- _Your goal_: Say how many lines in the data below contain the word "tasks", and give no other text.

'''

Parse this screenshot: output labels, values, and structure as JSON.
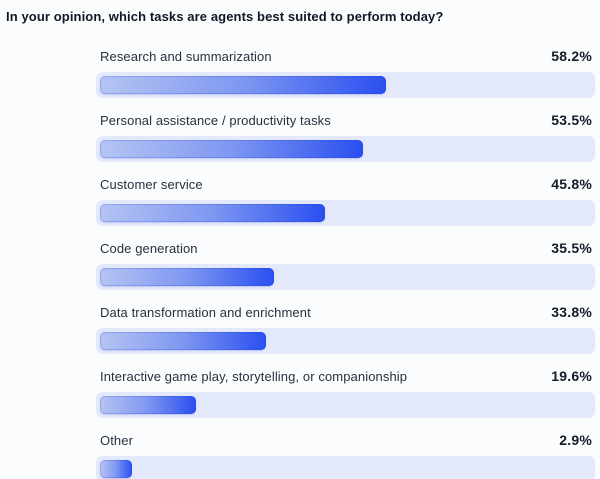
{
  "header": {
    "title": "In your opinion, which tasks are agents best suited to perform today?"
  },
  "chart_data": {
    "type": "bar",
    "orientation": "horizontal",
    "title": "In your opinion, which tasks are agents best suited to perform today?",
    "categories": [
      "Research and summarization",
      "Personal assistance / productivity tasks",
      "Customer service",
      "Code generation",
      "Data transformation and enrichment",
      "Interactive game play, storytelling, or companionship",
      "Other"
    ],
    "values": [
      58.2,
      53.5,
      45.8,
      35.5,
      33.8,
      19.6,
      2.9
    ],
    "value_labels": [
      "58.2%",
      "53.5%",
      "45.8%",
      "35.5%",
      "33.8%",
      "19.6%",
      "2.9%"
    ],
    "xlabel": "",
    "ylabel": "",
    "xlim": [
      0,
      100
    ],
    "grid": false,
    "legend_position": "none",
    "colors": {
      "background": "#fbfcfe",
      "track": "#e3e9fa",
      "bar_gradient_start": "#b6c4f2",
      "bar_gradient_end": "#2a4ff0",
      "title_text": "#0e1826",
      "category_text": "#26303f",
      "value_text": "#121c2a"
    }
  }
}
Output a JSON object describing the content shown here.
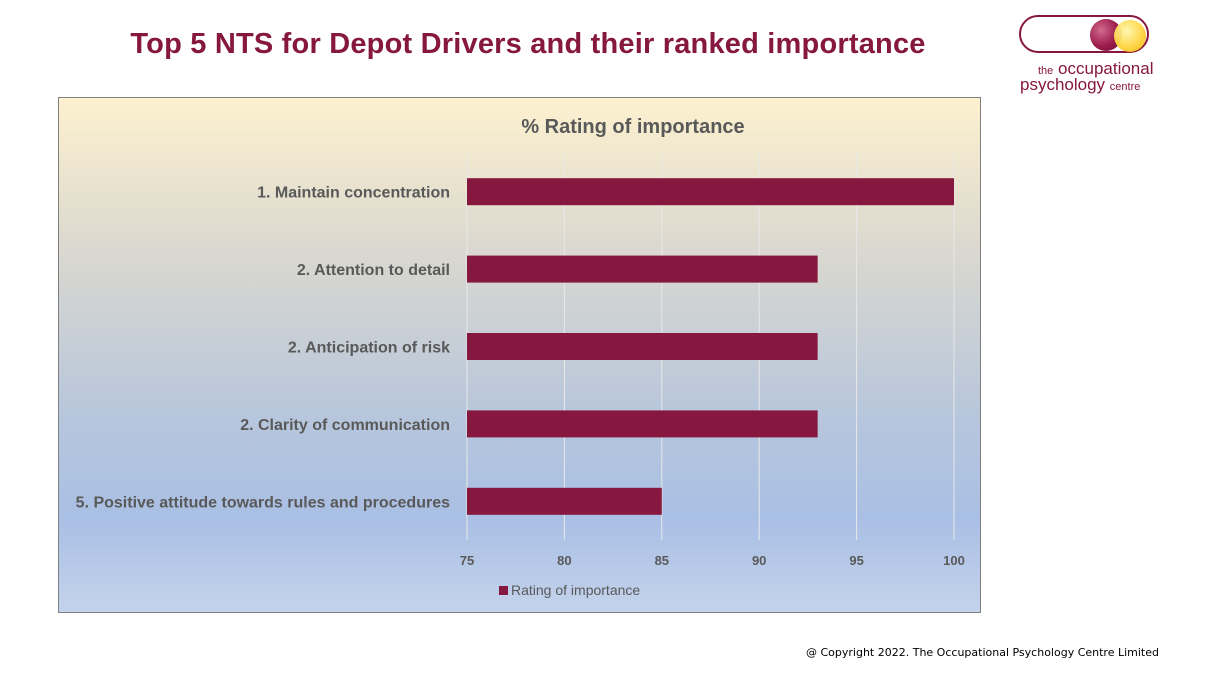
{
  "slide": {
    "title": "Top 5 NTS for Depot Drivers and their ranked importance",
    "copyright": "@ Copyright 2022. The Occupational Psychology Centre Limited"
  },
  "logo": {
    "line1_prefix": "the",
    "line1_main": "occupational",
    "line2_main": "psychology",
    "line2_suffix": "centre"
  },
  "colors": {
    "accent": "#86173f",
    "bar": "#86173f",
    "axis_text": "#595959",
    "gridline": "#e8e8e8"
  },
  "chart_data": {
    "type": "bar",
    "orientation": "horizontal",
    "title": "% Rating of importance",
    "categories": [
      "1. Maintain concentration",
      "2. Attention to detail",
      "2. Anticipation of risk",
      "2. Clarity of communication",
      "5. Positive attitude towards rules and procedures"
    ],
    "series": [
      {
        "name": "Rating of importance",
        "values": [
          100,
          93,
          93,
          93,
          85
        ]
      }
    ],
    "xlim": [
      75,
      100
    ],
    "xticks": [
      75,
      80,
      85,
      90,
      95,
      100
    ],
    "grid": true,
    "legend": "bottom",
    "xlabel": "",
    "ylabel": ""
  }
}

'''

- _Completed exercise_: 3